● **Stored data**:
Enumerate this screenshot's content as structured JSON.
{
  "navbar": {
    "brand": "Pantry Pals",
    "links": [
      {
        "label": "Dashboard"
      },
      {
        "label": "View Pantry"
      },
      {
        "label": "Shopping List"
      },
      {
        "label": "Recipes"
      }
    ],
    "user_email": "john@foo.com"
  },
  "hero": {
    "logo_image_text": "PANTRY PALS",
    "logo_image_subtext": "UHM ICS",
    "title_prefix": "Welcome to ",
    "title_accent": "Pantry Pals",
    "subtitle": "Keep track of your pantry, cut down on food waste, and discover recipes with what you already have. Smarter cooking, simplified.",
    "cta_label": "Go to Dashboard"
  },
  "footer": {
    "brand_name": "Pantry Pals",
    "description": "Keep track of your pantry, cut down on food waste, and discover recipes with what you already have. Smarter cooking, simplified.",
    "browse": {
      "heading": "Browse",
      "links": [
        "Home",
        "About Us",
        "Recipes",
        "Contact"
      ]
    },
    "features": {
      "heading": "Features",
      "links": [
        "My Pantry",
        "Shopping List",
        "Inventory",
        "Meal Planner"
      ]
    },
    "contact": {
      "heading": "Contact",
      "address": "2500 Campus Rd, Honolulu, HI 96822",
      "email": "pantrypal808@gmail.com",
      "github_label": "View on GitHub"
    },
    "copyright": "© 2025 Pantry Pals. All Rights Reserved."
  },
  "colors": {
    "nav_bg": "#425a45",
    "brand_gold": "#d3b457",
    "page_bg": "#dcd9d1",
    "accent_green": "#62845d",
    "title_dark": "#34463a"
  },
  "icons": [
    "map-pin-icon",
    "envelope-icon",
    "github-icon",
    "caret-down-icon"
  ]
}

● **The problem**: Return all of the data precisely as it appears.

● **Answer for the task**:
Enumerate this screenshot's content as structured JSON.
{
  "navbar": {
    "brand": "Pantry Pals",
    "links": [
      {
        "label": "Dashboard"
      },
      {
        "label": "View Pantry"
      },
      {
        "label": "Shopping List"
      },
      {
        "label": "Recipes"
      }
    ],
    "user_email": "john@foo.com"
  },
  "hero": {
    "logo_image_text": "PANTRY PALS",
    "logo_image_subtext": "UHM ICS",
    "title_prefix": "Welcome to ",
    "title_accent": "Pantry Pals",
    "subtitle": "Keep track of your pantry, cut down on food waste, and discover recipes with what you already have. Smarter cooking, simplified.",
    "cta_label": "Go to Dashboard"
  },
  "footer": {
    "brand_name": "Pantry Pals",
    "description": "Keep track of your pantry, cut down on food waste, and discover recipes with what you already have. Smarter cooking, simplified.",
    "browse": {
      "heading": "Browse",
      "links": [
        "Home",
        "About Us",
        "Recipes",
        "Contact"
      ]
    },
    "features": {
      "heading": "Features",
      "links": [
        "My Pantry",
        "Shopping List",
        "Inventory",
        "Meal Planner"
      ]
    },
    "contact": {
      "heading": "Contact",
      "address": "2500 Campus Rd, Honolulu, HI 96822",
      "email": "pantrypal808@gmail.com",
      "github_label": "View on GitHub"
    },
    "copyright": "© 2025 Pantry Pals. All Rights Reserved."
  },
  "colors": {
    "nav_bg": "#425a45",
    "brand_gold": "#d3b457",
    "page_bg": "#dcd9d1",
    "accent_green": "#62845d",
    "title_dark": "#34463a"
  },
  "icons": [
    "map-pin-icon",
    "envelope-icon",
    "github-icon",
    "caret-down-icon"
  ]
}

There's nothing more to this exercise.